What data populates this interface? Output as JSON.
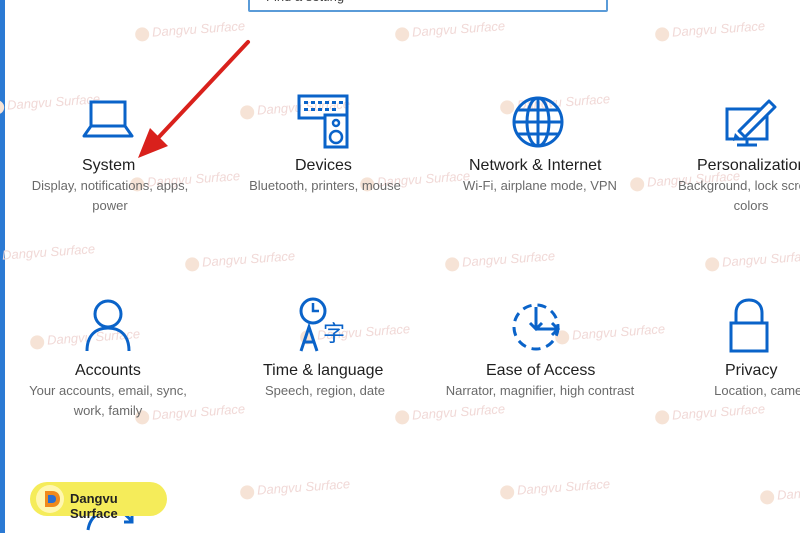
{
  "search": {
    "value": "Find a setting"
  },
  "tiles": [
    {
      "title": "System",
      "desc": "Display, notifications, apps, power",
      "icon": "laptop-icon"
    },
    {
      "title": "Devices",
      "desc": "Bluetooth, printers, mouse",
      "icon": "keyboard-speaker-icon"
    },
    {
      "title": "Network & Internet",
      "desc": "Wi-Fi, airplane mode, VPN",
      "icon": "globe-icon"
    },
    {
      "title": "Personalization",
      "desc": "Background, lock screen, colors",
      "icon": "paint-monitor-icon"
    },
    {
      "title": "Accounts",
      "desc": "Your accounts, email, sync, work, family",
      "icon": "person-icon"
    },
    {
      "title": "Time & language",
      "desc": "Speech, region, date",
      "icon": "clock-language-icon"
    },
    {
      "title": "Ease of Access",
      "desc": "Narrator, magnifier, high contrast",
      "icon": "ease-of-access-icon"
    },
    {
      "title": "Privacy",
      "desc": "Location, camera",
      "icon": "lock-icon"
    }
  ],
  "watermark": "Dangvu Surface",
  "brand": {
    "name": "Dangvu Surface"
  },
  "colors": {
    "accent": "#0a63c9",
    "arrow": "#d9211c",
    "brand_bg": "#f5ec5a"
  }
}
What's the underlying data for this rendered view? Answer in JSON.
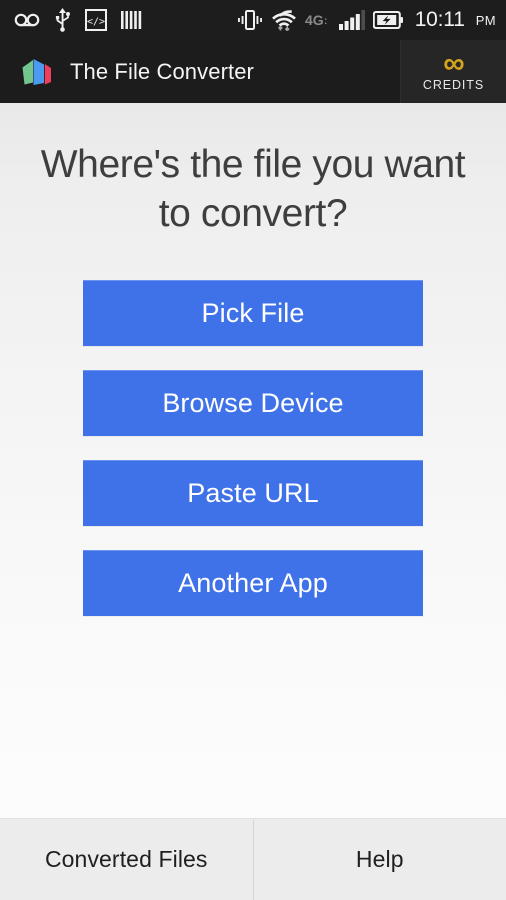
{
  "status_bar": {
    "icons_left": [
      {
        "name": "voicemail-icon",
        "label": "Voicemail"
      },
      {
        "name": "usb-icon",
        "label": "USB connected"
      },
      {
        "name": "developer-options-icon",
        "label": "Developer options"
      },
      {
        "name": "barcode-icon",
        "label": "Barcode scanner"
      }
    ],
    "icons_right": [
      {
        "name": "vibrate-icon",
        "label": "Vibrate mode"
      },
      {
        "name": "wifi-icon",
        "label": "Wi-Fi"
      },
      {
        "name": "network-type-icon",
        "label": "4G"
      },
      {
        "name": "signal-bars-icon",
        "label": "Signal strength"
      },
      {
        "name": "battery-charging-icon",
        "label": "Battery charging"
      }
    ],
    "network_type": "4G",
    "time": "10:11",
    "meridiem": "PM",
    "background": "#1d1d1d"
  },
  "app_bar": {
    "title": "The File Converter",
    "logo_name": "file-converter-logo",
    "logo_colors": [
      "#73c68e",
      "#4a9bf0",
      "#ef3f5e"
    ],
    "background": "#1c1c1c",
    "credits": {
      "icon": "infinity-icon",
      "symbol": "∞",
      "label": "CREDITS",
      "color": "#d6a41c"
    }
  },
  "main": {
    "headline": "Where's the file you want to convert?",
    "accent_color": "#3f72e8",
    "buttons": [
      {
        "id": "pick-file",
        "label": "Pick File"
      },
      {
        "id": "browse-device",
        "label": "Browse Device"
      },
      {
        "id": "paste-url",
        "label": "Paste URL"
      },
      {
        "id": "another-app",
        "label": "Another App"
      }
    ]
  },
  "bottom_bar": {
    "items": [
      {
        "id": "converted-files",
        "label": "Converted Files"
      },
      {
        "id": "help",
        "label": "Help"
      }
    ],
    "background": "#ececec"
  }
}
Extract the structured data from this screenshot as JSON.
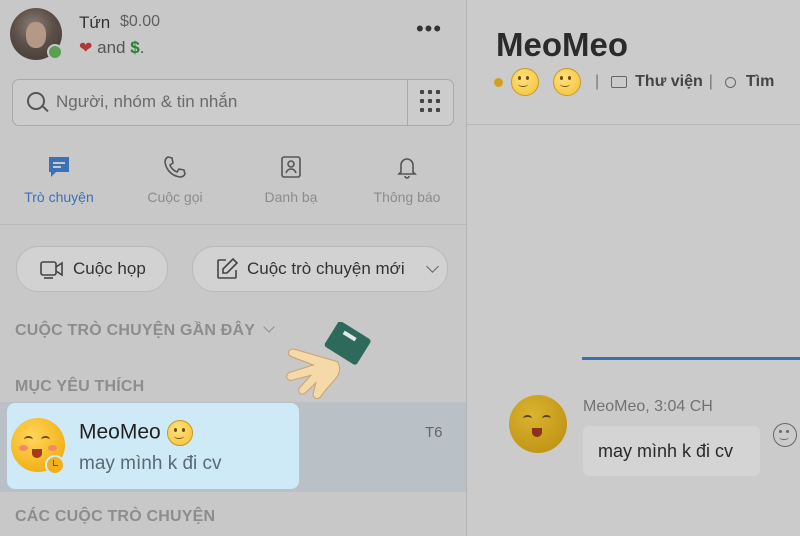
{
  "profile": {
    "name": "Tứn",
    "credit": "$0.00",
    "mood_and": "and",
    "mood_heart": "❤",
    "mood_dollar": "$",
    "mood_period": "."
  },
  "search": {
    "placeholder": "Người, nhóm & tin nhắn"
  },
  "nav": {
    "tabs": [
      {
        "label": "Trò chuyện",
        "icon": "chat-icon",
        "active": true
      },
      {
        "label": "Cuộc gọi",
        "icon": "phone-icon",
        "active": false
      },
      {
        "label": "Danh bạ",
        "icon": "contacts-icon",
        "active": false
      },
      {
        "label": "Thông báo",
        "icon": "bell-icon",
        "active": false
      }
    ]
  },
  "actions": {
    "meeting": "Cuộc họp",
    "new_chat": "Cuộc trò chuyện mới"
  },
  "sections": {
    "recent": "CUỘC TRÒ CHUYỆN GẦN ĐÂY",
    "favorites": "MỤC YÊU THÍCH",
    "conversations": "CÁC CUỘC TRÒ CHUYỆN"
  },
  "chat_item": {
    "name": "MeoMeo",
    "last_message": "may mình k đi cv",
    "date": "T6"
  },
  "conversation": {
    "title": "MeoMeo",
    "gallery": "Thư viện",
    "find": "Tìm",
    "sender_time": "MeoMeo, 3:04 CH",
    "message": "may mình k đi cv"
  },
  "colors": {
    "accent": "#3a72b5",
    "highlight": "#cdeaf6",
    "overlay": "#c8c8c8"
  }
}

...

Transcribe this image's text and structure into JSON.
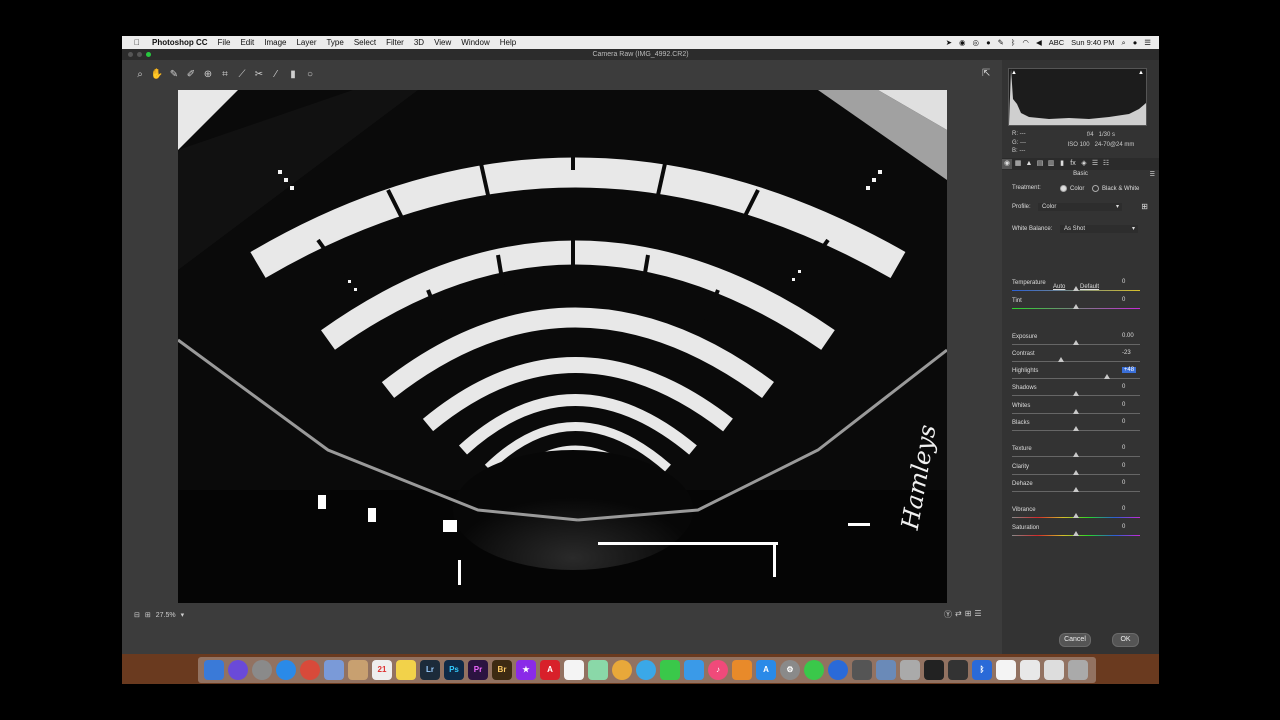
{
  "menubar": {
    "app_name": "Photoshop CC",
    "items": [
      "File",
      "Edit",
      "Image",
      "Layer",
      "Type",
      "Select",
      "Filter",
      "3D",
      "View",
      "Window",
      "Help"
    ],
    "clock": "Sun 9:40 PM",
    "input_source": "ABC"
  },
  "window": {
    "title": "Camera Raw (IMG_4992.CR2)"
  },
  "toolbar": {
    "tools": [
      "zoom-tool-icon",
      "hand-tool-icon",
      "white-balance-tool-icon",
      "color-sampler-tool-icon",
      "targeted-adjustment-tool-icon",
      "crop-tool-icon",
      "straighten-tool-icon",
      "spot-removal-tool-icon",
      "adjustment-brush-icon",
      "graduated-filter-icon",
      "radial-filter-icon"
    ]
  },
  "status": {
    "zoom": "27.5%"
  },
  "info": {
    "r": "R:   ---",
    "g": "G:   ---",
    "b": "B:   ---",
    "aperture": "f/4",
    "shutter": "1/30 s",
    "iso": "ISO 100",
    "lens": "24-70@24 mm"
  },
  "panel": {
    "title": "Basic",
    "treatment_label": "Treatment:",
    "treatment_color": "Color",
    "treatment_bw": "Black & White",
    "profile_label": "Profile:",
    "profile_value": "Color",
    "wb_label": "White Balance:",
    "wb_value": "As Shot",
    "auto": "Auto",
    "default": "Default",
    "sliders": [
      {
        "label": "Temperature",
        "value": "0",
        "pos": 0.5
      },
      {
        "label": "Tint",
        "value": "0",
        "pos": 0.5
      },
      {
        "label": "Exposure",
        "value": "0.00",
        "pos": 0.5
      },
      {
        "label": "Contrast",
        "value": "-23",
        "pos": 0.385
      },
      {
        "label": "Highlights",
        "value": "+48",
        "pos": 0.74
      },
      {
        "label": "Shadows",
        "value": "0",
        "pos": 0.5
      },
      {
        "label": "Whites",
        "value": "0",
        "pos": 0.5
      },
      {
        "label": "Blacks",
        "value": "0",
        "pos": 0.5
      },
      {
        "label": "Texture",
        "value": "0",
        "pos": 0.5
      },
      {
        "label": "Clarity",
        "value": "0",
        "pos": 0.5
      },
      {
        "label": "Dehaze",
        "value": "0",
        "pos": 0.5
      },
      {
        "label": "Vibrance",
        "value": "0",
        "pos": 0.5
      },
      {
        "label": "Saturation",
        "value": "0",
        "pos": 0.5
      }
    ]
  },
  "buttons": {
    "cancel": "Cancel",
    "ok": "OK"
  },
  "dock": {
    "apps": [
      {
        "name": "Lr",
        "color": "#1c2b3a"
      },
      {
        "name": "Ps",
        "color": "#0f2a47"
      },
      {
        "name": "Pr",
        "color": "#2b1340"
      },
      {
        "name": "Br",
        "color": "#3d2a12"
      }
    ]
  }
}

_Aim_. Find how many lines in the records contain the string "MeoMeo", then give the number alone.

_Output below_. 3